Dataset items
>>>>
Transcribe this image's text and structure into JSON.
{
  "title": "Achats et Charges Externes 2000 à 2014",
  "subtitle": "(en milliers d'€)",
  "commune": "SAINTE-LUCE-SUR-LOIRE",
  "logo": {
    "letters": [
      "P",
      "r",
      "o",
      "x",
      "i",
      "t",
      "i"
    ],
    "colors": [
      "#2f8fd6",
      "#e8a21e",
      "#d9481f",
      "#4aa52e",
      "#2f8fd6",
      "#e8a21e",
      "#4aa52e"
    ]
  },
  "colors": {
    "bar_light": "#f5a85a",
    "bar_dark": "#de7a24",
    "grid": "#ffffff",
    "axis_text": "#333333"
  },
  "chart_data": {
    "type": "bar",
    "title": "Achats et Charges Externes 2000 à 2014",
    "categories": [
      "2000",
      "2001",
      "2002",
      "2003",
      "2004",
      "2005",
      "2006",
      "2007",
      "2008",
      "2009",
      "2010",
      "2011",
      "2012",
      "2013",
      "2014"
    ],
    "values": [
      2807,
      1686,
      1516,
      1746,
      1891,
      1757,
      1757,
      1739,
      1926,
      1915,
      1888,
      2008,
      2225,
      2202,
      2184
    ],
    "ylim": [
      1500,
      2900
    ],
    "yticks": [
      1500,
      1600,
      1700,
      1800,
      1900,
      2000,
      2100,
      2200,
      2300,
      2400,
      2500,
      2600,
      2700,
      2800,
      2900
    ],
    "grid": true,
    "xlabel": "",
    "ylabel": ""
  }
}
<<<<
Pick out the lines that include the word "Achats" and write them out.

  "title": "Achats et Charges Externes 2000 à 2014",
    "title": "Achats et Charges Externes 2000 à 2014",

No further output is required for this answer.